### DATA TO USE ###
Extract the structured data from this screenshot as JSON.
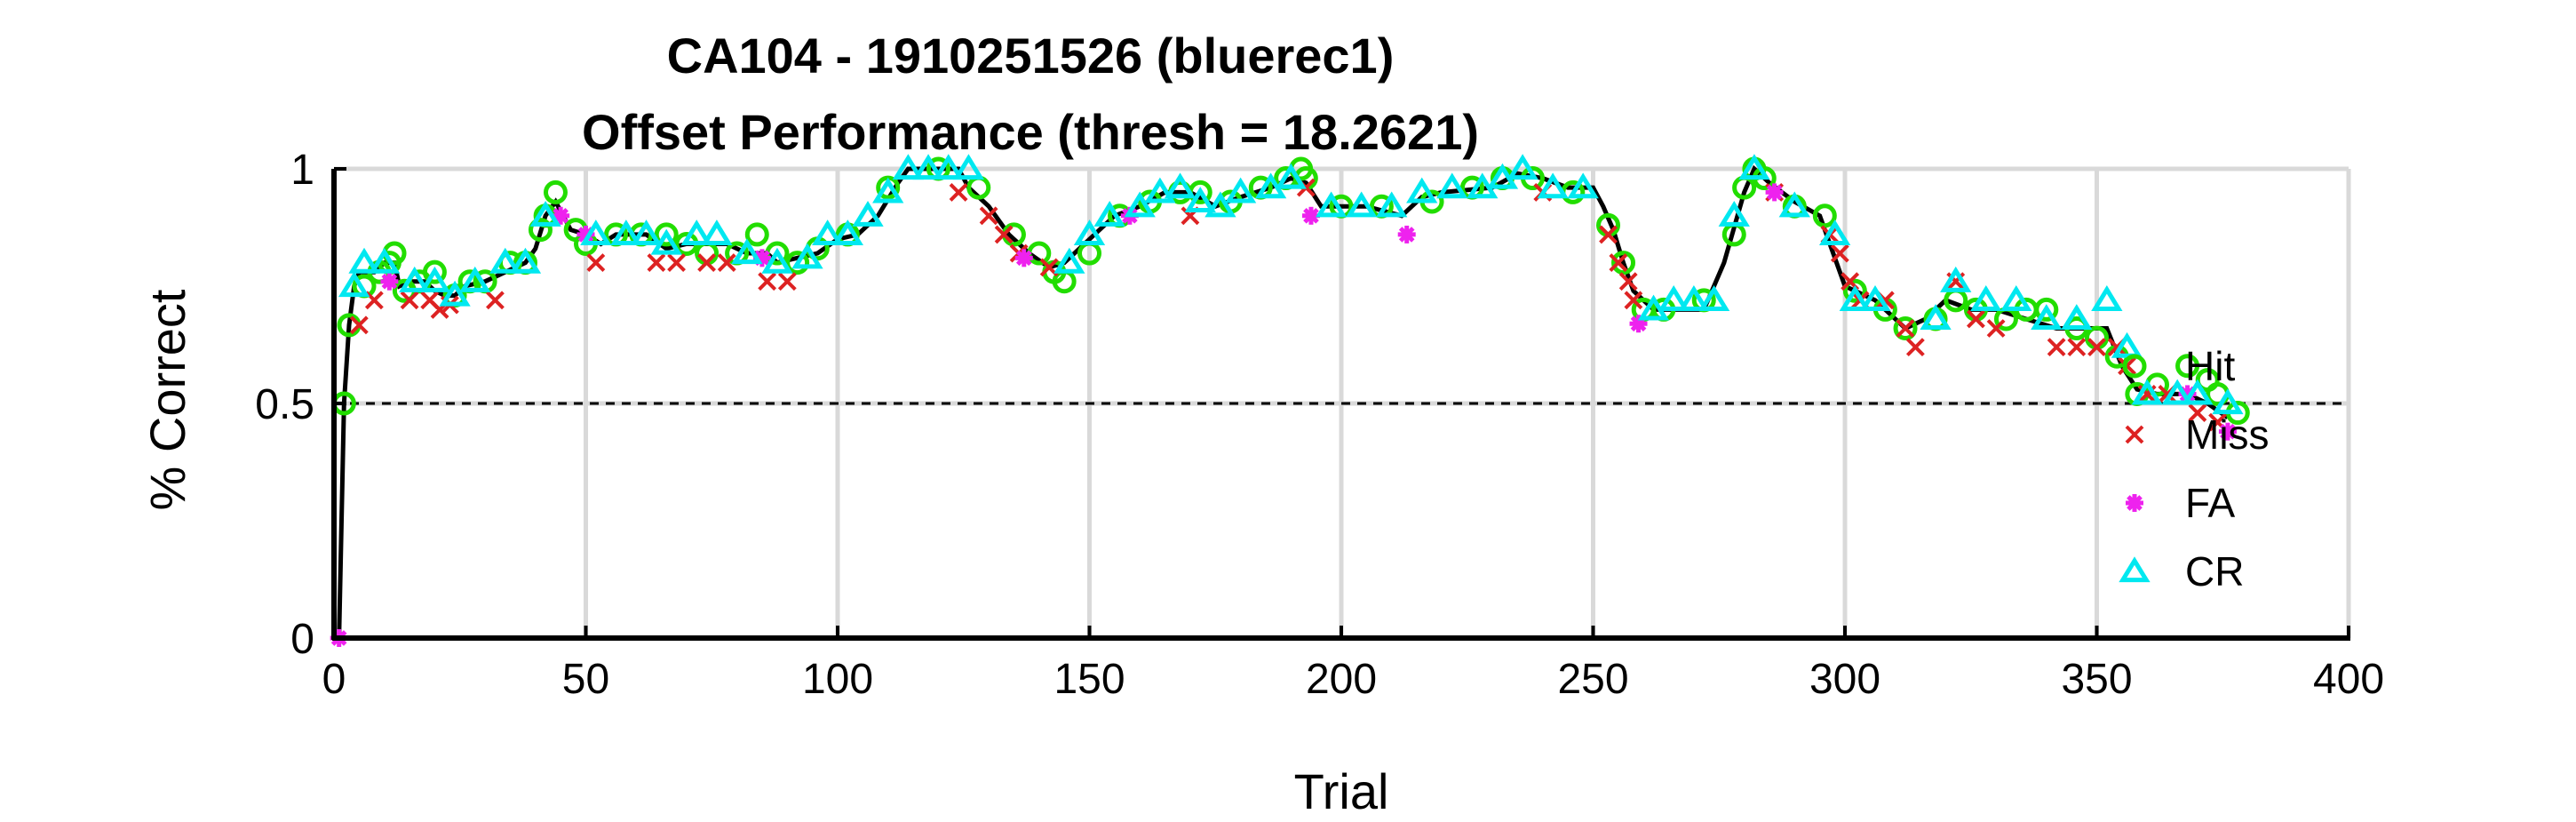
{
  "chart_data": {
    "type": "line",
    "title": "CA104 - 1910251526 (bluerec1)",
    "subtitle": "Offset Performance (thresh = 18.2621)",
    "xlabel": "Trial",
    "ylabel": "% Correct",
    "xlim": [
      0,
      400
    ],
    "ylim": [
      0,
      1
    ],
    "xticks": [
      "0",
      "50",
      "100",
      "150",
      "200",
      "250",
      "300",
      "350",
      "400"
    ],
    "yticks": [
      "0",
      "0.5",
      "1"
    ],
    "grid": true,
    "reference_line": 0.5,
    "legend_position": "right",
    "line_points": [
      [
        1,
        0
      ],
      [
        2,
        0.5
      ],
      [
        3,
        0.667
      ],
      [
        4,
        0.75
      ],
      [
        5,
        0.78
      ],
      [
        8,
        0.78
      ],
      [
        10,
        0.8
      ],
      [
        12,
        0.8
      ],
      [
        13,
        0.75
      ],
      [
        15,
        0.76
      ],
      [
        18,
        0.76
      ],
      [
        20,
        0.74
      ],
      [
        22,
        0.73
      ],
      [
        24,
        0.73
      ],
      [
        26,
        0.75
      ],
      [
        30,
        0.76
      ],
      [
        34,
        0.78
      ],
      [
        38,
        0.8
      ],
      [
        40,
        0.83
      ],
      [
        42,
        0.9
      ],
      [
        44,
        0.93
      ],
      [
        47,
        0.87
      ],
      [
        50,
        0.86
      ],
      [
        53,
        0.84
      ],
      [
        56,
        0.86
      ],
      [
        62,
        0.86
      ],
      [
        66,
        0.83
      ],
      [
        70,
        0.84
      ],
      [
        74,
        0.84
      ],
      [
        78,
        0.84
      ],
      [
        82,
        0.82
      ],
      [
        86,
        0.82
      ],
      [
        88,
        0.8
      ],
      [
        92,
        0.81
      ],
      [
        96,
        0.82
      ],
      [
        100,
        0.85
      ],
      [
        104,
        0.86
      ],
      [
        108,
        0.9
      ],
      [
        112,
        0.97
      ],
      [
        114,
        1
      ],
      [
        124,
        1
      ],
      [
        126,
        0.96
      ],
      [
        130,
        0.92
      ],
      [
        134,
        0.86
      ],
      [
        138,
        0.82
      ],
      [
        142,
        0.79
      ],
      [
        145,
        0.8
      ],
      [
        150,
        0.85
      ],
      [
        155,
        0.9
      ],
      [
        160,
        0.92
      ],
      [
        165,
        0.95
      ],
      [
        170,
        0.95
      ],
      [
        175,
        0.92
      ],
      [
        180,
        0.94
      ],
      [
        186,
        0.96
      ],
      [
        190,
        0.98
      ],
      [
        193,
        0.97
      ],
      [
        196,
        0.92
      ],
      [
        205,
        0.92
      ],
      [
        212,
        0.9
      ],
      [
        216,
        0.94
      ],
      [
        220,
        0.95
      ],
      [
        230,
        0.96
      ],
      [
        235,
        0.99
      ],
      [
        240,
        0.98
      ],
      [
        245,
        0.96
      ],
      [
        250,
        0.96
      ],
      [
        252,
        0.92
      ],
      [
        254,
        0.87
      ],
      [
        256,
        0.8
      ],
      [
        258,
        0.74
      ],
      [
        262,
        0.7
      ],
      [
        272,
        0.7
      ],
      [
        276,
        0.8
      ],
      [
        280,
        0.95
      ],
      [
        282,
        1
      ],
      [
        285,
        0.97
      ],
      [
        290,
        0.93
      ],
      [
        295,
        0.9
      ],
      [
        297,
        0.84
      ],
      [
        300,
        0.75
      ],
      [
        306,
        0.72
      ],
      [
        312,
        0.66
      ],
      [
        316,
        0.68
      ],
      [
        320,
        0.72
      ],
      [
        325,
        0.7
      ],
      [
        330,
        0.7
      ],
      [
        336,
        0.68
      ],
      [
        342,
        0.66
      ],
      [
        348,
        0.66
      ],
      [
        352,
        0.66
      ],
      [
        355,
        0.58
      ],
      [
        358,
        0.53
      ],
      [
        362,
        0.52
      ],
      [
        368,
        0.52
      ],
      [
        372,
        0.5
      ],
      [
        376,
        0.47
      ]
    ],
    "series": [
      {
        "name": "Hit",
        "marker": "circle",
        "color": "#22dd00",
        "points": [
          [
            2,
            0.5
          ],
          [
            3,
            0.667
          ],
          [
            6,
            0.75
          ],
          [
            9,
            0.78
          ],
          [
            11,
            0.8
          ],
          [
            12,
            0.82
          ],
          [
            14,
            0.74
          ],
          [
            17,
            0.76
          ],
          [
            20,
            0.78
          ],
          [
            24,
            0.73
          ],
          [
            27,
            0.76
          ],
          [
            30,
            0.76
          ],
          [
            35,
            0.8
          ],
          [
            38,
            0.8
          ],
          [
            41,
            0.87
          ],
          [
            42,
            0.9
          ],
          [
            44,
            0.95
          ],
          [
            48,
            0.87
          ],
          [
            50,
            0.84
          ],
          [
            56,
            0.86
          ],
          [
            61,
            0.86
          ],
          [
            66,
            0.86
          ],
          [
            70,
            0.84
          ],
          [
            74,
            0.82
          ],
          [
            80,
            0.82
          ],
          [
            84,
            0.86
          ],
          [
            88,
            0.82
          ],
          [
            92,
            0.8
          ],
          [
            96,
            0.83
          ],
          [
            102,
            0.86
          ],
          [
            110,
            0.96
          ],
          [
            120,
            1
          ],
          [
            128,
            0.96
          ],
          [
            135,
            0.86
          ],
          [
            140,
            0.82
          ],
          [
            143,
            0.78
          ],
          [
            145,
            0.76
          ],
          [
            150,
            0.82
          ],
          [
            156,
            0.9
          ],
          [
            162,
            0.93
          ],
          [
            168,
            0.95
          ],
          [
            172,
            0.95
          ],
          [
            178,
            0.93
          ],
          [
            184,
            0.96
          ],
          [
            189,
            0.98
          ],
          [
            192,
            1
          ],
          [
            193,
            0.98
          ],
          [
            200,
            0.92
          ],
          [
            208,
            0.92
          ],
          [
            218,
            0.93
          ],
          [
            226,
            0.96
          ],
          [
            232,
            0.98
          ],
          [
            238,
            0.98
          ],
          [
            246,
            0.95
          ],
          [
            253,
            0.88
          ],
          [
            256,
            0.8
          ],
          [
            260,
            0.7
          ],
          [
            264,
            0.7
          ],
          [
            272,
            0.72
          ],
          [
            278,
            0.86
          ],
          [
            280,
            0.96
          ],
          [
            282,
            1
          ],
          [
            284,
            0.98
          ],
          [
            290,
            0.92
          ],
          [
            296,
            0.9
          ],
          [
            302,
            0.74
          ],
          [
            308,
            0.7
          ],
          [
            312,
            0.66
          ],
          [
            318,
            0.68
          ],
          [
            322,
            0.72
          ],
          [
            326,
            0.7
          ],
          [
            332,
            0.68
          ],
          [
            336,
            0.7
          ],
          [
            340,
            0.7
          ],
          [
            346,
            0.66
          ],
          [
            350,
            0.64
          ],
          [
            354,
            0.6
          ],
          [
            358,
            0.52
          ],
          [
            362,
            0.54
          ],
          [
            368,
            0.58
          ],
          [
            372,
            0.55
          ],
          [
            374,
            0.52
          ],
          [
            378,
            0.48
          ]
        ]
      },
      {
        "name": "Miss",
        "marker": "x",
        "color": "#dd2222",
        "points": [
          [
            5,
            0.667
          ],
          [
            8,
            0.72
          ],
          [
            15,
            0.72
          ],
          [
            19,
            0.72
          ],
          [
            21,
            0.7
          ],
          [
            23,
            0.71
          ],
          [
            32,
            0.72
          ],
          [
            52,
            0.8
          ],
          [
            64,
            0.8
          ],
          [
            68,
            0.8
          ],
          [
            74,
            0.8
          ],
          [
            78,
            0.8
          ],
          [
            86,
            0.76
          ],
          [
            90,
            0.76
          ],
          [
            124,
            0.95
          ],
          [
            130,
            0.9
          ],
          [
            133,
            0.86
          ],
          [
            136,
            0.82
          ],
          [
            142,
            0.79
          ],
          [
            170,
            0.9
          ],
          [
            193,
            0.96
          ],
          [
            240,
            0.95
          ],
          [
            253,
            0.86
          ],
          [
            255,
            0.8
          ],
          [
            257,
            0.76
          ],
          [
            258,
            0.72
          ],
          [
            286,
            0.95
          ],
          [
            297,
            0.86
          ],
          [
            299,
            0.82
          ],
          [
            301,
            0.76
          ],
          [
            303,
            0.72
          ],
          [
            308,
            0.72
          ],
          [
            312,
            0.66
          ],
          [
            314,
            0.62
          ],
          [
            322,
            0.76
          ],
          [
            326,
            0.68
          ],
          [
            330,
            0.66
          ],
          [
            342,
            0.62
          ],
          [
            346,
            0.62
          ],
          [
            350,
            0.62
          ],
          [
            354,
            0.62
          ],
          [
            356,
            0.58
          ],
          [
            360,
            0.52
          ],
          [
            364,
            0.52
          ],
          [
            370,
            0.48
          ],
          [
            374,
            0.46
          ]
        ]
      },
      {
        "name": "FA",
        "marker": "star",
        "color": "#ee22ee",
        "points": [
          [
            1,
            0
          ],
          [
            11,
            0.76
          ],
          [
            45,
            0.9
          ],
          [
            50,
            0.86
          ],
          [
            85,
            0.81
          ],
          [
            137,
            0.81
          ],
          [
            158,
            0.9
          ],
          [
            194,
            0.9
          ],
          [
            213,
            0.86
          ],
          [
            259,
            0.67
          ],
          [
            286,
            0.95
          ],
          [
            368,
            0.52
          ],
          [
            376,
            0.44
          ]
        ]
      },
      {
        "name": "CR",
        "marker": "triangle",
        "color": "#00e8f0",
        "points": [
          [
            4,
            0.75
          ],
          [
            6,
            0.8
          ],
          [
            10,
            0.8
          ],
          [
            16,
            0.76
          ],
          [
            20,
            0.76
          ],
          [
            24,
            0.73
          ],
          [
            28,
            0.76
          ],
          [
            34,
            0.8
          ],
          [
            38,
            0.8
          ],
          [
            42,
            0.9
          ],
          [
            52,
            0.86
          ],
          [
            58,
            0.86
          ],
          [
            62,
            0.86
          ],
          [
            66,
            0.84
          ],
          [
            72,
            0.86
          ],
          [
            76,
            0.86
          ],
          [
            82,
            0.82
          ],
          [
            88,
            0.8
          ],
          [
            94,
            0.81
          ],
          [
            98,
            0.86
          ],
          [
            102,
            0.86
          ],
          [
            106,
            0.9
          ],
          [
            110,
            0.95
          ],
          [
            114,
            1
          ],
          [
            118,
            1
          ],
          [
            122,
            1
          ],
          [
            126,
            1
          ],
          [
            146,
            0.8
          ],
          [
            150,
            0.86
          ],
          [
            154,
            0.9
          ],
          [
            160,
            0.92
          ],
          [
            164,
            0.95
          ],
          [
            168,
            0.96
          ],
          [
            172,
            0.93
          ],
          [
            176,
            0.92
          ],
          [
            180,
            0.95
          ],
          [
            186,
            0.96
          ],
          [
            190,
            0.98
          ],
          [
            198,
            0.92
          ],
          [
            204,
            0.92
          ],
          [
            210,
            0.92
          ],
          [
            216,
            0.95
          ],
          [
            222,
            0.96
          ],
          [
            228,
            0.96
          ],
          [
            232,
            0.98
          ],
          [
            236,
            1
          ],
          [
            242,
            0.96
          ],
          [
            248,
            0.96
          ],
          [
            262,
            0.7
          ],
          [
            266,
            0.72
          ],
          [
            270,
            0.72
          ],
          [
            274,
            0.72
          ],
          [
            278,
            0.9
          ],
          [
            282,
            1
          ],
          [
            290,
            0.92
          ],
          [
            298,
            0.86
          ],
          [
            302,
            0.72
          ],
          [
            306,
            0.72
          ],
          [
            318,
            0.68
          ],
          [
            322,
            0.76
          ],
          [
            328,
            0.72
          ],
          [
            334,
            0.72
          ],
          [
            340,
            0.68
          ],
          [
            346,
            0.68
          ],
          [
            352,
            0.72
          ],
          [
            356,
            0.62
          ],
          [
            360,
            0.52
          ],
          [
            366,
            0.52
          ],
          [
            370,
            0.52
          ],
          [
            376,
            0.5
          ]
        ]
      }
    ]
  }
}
###
> **AIM OF THE EXERCISE**: The lines to collect are those holding the string "color"; copy them all.

> **SOLUTION BELOW**:
        "color": "#22dd00",
        "color": "#dd2222",
        "color": "#ee22ee",
        "color": "#00e8f0",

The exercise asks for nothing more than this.